PROBLEM STATEMENT ▸
Repeat each entry word for word. Leave any images out of the copy.
+ + + + +
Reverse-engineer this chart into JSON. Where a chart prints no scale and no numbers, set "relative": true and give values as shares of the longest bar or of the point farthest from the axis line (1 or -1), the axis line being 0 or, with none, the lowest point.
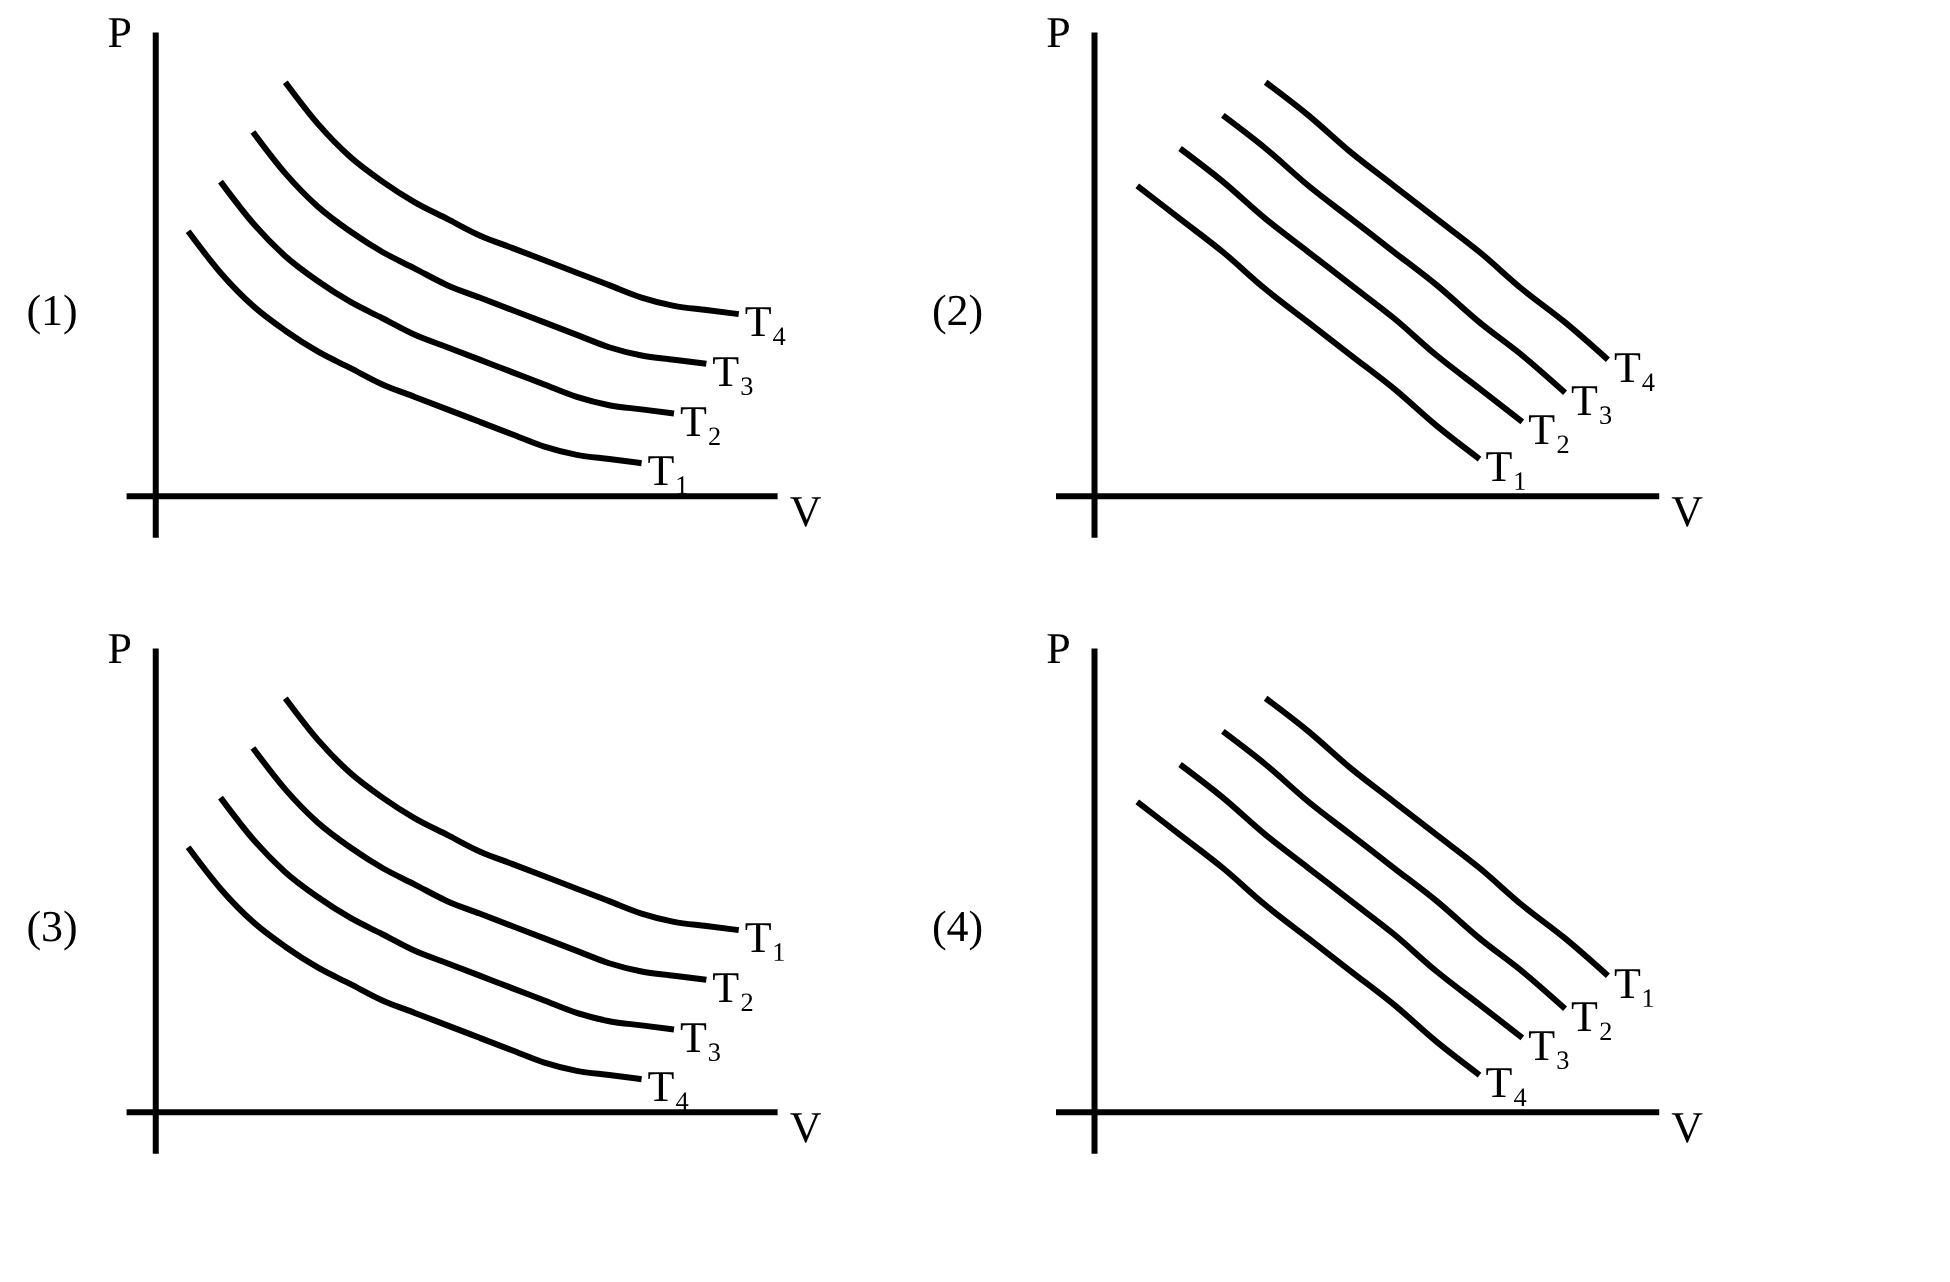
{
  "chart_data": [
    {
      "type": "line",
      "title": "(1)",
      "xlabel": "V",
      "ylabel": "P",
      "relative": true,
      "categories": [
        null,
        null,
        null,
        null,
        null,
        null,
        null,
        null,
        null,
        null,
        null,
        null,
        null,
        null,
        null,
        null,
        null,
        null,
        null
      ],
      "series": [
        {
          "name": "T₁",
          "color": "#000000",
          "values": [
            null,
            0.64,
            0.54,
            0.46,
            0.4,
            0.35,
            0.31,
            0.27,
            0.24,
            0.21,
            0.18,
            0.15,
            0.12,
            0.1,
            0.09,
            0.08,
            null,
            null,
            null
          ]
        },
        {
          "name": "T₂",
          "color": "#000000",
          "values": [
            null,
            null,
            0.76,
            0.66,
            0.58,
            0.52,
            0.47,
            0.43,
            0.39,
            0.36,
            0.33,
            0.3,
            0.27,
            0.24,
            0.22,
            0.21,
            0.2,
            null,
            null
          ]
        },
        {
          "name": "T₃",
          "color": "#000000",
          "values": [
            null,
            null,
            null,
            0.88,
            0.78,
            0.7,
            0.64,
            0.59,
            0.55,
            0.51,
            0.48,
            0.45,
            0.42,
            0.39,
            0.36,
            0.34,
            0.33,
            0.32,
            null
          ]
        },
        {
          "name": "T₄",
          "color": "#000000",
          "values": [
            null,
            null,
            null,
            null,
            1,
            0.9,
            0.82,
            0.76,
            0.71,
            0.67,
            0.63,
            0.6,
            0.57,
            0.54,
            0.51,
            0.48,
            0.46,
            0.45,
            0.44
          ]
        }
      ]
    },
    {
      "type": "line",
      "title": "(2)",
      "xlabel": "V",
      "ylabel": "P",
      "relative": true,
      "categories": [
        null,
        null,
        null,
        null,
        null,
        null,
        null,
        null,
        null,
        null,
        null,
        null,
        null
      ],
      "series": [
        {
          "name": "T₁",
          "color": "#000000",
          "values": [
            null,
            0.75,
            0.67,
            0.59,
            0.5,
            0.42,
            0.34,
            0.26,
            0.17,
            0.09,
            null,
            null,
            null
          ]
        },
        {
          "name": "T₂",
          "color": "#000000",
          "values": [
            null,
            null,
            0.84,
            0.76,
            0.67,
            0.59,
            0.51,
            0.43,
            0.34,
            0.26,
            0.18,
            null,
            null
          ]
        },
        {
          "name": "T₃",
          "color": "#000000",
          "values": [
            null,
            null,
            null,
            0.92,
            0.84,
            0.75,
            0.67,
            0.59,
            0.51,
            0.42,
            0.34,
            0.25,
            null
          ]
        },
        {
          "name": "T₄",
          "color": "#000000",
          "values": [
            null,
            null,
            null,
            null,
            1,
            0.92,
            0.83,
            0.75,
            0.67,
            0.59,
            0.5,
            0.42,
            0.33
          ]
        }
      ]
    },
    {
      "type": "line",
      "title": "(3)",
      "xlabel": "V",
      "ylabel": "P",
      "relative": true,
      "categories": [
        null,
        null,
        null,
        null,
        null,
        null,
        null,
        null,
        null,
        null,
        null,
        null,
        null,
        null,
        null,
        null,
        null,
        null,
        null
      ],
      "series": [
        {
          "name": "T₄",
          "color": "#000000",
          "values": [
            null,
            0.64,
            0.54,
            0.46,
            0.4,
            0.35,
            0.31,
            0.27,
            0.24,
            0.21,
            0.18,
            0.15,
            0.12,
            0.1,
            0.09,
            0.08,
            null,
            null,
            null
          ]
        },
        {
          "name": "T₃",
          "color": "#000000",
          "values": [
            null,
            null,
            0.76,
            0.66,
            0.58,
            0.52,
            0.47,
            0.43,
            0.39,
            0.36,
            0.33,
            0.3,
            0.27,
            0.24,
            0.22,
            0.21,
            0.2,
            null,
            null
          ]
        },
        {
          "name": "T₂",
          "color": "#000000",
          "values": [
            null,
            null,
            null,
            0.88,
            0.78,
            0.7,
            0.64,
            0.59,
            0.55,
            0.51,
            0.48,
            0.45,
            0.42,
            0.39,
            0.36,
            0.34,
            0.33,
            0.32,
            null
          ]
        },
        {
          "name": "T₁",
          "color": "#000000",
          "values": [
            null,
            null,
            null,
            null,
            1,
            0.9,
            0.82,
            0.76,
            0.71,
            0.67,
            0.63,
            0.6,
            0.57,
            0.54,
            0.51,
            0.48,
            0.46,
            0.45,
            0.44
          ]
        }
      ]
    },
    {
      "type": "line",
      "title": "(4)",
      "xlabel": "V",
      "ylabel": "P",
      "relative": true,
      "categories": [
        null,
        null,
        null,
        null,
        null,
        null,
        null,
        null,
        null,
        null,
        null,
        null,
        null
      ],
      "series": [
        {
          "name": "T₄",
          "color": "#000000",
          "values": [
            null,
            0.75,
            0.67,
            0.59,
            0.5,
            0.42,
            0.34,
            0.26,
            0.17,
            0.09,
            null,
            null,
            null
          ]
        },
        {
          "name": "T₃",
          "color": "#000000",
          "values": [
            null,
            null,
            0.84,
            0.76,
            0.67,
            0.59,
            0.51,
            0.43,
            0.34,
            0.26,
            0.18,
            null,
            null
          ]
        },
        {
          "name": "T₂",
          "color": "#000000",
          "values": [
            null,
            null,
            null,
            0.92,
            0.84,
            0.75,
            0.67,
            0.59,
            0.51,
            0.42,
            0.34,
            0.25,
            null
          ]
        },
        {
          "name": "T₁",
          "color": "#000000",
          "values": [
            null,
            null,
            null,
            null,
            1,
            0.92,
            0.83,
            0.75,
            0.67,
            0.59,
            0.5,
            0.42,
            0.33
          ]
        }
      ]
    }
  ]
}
+ + + + +
SOLUTION FOR THIS TASK ▸
Reverse-engineer this chart into JSON. Where a chart prints no scale and no numbers, set "relative": true and give values as shares of the longest bar or of the point farthest from the axis line (1 or -1), the axis line being 0 or, with none, the lowest point.
{
  "chart_data": [
    {
      "type": "line",
      "title": "(1)",
      "xlabel": "V",
      "ylabel": "P",
      "relative": true,
      "categories": [
        null,
        null,
        null,
        null,
        null,
        null,
        null,
        null,
        null,
        null,
        null,
        null,
        null,
        null,
        null,
        null,
        null,
        null,
        null
      ],
      "series": [
        {
          "name": "T₁",
          "color": "#000000",
          "values": [
            null,
            0.64,
            0.54,
            0.46,
            0.4,
            0.35,
            0.31,
            0.27,
            0.24,
            0.21,
            0.18,
            0.15,
            0.12,
            0.1,
            0.09,
            0.08,
            null,
            null,
            null
          ]
        },
        {
          "name": "T₂",
          "color": "#000000",
          "values": [
            null,
            null,
            0.76,
            0.66,
            0.58,
            0.52,
            0.47,
            0.43,
            0.39,
            0.36,
            0.33,
            0.3,
            0.27,
            0.24,
            0.22,
            0.21,
            0.2,
            null,
            null
          ]
        },
        {
          "name": "T₃",
          "color": "#000000",
          "values": [
            null,
            null,
            null,
            0.88,
            0.78,
            0.7,
            0.64,
            0.59,
            0.55,
            0.51,
            0.48,
            0.45,
            0.42,
            0.39,
            0.36,
            0.34,
            0.33,
            0.32,
            null
          ]
        },
        {
          "name": "T₄",
          "color": "#000000",
          "values": [
            null,
            null,
            null,
            null,
            1,
            0.9,
            0.82,
            0.76,
            0.71,
            0.67,
            0.63,
            0.6,
            0.57,
            0.54,
            0.51,
            0.48,
            0.46,
            0.45,
            0.44
          ]
        }
      ]
    },
    {
      "type": "line",
      "title": "(2)",
      "xlabel": "V",
      "ylabel": "P",
      "relative": true,
      "categories": [
        null,
        null,
        null,
        null,
        null,
        null,
        null,
        null,
        null,
        null,
        null,
        null,
        null
      ],
      "series": [
        {
          "name": "T₁",
          "color": "#000000",
          "values": [
            null,
            0.75,
            0.67,
            0.59,
            0.5,
            0.42,
            0.34,
            0.26,
            0.17,
            0.09,
            null,
            null,
            null
          ]
        },
        {
          "name": "T₂",
          "color": "#000000",
          "values": [
            null,
            null,
            0.84,
            0.76,
            0.67,
            0.59,
            0.51,
            0.43,
            0.34,
            0.26,
            0.18,
            null,
            null
          ]
        },
        {
          "name": "T₃",
          "color": "#000000",
          "values": [
            null,
            null,
            null,
            0.92,
            0.84,
            0.75,
            0.67,
            0.59,
            0.51,
            0.42,
            0.34,
            0.25,
            null
          ]
        },
        {
          "name": "T₄",
          "color": "#000000",
          "values": [
            null,
            null,
            null,
            null,
            1,
            0.92,
            0.83,
            0.75,
            0.67,
            0.59,
            0.5,
            0.42,
            0.33
          ]
        }
      ]
    },
    {
      "type": "line",
      "title": "(3)",
      "xlabel": "V",
      "ylabel": "P",
      "relative": true,
      "categories": [
        null,
        null,
        null,
        null,
        null,
        null,
        null,
        null,
        null,
        null,
        null,
        null,
        null,
        null,
        null,
        null,
        null,
        null,
        null
      ],
      "series": [
        {
          "name": "T₄",
          "color": "#000000",
          "values": [
            null,
            0.64,
            0.54,
            0.46,
            0.4,
            0.35,
            0.31,
            0.27,
            0.24,
            0.21,
            0.18,
            0.15,
            0.12,
            0.1,
            0.09,
            0.08,
            null,
            null,
            null
          ]
        },
        {
          "name": "T₃",
          "color": "#000000",
          "values": [
            null,
            null,
            0.76,
            0.66,
            0.58,
            0.52,
            0.47,
            0.43,
            0.39,
            0.36,
            0.33,
            0.3,
            0.27,
            0.24,
            0.22,
            0.21,
            0.2,
            null,
            null
          ]
        },
        {
          "name": "T₂",
          "color": "#000000",
          "values": [
            null,
            null,
            null,
            0.88,
            0.78,
            0.7,
            0.64,
            0.59,
            0.55,
            0.51,
            0.48,
            0.45,
            0.42,
            0.39,
            0.36,
            0.34,
            0.33,
            0.32,
            null
          ]
        },
        {
          "name": "T₁",
          "color": "#000000",
          "values": [
            null,
            null,
            null,
            null,
            1,
            0.9,
            0.82,
            0.76,
            0.71,
            0.67,
            0.63,
            0.6,
            0.57,
            0.54,
            0.51,
            0.48,
            0.46,
            0.45,
            0.44
          ]
        }
      ]
    },
    {
      "type": "line",
      "title": "(4)",
      "xlabel": "V",
      "ylabel": "P",
      "relative": true,
      "categories": [
        null,
        null,
        null,
        null,
        null,
        null,
        null,
        null,
        null,
        null,
        null,
        null,
        null
      ],
      "series": [
        {
          "name": "T₄",
          "color": "#000000",
          "values": [
            null,
            0.75,
            0.67,
            0.59,
            0.5,
            0.42,
            0.34,
            0.26,
            0.17,
            0.09,
            null,
            null,
            null
          ]
        },
        {
          "name": "T₃",
          "color": "#000000",
          "values": [
            null,
            null,
            0.84,
            0.76,
            0.67,
            0.59,
            0.51,
            0.43,
            0.34,
            0.26,
            0.18,
            null,
            null
          ]
        },
        {
          "name": "T₂",
          "color": "#000000",
          "values": [
            null,
            null,
            null,
            0.92,
            0.84,
            0.75,
            0.67,
            0.59,
            0.51,
            0.42,
            0.34,
            0.25,
            null
          ]
        },
        {
          "name": "T₁",
          "color": "#000000",
          "values": [
            null,
            null,
            null,
            null,
            1,
            0.92,
            0.83,
            0.75,
            0.67,
            0.59,
            0.5,
            0.42,
            0.33
          ]
        }
      ]
    }
  ]
}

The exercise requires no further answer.